Lines containing the string "smoothed" are to be collected in full.

-- START Exercise data --

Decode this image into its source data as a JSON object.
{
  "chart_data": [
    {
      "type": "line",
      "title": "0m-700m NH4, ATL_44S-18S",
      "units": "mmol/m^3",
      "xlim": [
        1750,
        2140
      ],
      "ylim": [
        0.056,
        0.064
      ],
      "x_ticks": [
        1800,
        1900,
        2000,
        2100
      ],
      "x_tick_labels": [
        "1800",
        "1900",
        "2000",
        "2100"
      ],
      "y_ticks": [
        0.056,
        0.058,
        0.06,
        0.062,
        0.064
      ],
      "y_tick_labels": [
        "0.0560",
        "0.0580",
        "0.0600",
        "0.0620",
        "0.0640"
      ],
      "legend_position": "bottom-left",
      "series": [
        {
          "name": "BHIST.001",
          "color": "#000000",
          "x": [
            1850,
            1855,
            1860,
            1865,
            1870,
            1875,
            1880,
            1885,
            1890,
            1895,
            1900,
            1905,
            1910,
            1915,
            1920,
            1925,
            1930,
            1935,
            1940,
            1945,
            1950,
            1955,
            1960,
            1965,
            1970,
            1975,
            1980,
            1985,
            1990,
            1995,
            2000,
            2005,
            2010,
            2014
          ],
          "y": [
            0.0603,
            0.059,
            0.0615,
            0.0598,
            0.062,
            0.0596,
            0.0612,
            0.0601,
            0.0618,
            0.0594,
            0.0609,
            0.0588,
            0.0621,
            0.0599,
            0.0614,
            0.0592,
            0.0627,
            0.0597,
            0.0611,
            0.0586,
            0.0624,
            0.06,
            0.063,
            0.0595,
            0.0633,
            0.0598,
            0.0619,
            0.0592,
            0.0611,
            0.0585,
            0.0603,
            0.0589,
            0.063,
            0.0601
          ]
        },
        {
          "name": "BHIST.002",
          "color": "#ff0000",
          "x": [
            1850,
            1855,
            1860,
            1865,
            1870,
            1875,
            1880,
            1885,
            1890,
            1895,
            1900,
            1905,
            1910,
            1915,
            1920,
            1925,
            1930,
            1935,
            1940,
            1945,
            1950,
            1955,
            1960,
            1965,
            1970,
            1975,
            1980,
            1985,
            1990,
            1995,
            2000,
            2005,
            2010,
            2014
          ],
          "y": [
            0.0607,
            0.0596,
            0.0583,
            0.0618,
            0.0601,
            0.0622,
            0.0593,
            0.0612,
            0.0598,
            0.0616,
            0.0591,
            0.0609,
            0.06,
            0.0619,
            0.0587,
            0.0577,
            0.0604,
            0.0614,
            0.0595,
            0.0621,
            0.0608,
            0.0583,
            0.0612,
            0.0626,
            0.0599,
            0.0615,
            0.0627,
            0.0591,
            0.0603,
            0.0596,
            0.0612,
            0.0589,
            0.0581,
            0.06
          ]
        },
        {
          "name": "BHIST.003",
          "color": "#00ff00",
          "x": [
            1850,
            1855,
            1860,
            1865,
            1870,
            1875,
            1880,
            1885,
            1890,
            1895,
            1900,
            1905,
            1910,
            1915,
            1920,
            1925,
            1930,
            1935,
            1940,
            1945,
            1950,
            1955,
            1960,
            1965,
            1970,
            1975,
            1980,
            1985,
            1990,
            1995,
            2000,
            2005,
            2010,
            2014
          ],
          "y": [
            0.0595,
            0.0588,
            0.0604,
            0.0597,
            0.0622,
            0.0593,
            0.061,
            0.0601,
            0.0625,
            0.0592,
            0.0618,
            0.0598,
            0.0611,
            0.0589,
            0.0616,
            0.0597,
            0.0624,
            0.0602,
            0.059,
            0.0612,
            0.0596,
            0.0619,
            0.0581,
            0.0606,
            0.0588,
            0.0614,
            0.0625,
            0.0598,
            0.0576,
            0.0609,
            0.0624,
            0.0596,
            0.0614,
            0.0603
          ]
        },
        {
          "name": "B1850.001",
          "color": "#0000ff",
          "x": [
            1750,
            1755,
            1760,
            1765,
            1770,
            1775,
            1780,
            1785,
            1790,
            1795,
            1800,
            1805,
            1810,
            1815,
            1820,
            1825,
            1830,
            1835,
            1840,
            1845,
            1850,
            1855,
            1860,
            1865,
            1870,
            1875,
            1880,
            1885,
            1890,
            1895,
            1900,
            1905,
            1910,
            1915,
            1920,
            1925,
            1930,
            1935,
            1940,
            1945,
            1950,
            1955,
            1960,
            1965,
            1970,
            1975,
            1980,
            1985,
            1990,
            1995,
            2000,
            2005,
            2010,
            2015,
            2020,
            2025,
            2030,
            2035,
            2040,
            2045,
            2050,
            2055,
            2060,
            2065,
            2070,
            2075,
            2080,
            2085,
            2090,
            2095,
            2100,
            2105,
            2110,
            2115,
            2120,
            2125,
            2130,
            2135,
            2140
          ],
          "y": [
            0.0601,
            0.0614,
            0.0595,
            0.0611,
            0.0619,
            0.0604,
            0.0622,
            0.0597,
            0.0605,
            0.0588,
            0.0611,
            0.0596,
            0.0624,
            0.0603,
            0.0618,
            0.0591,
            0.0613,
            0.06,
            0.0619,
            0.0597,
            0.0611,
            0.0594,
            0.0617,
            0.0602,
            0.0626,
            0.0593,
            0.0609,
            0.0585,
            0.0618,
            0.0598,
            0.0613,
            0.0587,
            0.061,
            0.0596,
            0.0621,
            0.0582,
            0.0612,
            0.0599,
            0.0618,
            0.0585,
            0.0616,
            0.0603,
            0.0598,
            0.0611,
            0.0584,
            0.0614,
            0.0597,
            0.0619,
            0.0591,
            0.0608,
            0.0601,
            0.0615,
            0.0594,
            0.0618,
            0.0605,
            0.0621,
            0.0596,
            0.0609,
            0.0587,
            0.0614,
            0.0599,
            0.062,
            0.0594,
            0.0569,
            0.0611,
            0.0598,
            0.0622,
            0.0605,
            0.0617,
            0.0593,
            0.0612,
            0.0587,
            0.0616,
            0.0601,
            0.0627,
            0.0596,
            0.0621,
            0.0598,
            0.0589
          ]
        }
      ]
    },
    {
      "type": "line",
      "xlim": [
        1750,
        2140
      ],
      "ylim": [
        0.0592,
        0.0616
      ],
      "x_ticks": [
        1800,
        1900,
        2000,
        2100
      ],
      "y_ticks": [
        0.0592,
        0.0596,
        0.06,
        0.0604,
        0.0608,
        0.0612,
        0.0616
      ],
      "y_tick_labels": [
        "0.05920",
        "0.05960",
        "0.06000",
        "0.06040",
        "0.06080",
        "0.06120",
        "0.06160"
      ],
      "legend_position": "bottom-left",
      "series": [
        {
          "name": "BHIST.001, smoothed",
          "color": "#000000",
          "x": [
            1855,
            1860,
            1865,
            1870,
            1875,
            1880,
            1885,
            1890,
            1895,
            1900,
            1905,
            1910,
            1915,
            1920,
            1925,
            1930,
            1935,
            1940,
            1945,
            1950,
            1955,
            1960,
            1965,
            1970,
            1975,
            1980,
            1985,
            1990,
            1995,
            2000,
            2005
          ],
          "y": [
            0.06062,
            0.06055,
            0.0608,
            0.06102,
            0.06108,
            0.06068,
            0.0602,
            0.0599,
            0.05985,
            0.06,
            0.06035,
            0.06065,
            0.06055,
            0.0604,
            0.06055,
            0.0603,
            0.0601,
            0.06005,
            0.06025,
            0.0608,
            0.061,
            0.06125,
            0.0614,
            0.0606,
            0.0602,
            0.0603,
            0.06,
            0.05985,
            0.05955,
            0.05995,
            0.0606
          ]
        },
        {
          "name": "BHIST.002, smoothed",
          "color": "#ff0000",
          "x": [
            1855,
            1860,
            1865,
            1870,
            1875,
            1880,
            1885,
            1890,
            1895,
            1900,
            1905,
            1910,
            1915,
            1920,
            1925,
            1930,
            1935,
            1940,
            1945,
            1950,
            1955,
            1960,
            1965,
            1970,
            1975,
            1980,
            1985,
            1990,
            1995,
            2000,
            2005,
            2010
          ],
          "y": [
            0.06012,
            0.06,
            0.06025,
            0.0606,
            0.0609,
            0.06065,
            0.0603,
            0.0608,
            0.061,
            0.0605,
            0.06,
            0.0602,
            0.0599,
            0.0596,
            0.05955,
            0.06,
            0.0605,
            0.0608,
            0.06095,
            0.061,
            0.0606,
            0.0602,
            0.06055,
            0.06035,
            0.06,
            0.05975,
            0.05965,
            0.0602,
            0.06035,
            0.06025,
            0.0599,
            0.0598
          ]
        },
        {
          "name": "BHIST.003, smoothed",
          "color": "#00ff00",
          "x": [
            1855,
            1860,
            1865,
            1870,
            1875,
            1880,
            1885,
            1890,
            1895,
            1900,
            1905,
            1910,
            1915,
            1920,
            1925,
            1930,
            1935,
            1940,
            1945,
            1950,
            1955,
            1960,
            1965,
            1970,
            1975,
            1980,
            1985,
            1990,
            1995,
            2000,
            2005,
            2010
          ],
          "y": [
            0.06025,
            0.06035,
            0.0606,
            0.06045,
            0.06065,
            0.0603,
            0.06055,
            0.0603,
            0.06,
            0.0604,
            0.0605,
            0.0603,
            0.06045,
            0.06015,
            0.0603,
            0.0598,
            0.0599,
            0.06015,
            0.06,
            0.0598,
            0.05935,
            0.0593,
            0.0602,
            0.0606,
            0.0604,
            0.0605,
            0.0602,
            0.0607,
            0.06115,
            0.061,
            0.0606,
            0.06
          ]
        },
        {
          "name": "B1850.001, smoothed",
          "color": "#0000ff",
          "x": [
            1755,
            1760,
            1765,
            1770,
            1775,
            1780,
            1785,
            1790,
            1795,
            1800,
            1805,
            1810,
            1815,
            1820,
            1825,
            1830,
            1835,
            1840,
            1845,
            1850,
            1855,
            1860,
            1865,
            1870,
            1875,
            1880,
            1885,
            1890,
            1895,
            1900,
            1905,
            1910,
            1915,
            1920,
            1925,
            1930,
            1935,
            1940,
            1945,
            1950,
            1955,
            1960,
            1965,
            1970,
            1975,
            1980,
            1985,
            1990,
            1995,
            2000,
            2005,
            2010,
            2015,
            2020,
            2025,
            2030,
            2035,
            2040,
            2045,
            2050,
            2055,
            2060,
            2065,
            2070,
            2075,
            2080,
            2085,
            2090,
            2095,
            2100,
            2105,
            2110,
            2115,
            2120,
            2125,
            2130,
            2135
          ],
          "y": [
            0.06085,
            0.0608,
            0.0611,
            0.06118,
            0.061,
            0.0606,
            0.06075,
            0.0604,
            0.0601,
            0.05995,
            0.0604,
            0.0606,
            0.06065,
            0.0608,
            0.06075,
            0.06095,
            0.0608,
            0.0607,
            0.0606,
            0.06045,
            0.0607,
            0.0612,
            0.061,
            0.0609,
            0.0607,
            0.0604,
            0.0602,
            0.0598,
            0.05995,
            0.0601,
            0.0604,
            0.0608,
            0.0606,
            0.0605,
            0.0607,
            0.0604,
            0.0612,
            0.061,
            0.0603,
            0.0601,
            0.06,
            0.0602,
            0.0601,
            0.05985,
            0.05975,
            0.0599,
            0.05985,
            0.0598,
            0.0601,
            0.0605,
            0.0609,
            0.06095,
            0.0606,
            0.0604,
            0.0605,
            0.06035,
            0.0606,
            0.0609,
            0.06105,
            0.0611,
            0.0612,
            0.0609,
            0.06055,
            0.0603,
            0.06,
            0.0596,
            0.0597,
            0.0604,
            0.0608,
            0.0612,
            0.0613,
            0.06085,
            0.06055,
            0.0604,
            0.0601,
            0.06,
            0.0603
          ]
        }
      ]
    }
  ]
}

-- END Exercise data --

Reply to the exercise
          "name": "BHIST.001, smoothed",
          "name": "BHIST.002, smoothed",
          "name": "BHIST.003, smoothed",
          "name": "B1850.001, smoothed",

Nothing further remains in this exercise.